--- Begin ---

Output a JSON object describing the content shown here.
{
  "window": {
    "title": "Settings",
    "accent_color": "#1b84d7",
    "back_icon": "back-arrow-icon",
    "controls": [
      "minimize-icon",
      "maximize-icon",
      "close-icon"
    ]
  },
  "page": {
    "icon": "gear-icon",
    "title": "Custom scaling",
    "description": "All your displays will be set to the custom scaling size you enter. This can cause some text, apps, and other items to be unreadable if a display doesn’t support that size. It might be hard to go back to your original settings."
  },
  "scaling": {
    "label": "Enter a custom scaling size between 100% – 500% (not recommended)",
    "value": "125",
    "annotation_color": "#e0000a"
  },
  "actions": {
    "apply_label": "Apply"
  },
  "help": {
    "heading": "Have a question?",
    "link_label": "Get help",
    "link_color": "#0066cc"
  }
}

--- End ---
--- Begin ---

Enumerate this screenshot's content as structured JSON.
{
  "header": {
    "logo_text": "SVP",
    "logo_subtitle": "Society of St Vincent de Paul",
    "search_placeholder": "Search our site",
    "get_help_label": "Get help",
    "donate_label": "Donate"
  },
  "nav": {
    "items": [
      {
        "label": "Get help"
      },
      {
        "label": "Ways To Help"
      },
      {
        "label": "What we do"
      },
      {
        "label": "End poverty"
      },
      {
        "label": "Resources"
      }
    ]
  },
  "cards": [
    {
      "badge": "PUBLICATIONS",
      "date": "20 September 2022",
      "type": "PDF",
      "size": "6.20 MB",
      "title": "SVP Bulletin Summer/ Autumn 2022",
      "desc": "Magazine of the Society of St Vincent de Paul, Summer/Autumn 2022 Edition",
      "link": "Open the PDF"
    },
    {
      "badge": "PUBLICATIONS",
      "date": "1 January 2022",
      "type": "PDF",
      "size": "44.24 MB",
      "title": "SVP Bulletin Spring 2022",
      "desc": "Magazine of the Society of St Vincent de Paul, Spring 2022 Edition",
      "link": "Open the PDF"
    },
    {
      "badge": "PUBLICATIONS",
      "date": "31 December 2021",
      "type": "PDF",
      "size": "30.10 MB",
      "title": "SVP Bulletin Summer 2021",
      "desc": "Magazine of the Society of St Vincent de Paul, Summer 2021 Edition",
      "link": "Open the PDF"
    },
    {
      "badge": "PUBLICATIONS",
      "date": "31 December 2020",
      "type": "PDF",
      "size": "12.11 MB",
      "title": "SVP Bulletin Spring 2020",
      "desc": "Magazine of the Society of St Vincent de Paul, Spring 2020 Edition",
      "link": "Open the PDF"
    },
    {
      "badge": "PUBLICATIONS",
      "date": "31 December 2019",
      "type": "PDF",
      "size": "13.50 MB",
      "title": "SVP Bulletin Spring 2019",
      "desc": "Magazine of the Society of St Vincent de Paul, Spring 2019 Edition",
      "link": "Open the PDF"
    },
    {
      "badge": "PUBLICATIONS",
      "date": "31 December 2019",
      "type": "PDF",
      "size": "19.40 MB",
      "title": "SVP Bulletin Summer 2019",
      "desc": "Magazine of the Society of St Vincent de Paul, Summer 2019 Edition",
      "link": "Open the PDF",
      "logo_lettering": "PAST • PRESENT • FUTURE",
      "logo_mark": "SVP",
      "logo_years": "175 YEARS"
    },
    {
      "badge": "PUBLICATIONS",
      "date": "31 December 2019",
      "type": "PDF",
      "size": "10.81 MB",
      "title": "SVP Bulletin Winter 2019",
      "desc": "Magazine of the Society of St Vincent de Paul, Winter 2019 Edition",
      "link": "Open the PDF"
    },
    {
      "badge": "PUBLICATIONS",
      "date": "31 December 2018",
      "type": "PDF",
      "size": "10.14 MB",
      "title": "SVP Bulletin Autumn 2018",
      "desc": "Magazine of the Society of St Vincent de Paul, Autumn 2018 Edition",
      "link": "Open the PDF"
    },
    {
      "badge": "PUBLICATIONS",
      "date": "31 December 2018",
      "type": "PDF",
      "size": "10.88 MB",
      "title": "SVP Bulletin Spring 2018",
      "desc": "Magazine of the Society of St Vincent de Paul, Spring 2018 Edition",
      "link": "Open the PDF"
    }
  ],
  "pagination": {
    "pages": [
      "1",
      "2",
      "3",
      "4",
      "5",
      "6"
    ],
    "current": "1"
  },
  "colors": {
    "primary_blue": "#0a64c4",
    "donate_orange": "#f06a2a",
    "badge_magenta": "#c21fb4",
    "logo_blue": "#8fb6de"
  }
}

--- End ---
--- Begin ---

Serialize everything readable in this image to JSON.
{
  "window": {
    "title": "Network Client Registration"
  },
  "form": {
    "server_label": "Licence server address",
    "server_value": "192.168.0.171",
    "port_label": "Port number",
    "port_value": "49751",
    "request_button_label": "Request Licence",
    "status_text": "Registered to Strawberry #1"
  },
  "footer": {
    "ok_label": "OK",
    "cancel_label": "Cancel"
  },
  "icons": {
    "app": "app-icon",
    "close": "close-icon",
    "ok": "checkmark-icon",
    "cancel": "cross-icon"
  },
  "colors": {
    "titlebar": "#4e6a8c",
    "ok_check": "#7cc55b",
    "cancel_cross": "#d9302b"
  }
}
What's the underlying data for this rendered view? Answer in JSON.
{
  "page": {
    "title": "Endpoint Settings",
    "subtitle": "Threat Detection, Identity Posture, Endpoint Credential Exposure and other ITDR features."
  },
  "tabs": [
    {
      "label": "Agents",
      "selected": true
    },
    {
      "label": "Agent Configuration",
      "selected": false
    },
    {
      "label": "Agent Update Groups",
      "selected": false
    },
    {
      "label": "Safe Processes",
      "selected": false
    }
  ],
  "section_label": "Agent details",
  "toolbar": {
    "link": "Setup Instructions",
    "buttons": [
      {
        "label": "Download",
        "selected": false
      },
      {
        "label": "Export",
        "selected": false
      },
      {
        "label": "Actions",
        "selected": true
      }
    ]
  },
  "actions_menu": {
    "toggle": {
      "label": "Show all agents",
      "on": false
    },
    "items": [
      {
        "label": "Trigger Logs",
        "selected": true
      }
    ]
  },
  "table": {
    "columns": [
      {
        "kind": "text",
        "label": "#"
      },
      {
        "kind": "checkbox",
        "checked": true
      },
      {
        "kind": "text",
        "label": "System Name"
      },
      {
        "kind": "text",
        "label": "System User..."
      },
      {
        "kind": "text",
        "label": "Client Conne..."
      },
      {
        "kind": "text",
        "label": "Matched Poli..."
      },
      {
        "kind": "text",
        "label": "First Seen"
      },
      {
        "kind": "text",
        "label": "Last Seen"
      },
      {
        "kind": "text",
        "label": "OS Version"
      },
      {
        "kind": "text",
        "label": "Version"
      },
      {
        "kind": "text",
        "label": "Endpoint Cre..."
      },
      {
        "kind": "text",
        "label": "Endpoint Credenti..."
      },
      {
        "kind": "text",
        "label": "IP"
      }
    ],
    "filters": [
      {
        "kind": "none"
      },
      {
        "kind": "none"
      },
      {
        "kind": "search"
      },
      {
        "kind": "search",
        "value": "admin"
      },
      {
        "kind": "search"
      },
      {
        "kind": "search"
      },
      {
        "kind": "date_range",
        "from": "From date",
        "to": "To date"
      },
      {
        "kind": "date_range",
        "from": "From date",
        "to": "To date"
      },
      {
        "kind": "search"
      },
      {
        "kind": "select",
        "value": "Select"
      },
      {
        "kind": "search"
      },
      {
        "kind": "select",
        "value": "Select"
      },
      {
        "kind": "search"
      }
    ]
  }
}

--- End ---

▶ **EXERCISE GOAL**:
Report the number of lines that include the string "Edition"; return nothing but the count.

▶ **ANSWER TO THIS EXERCISE**:
9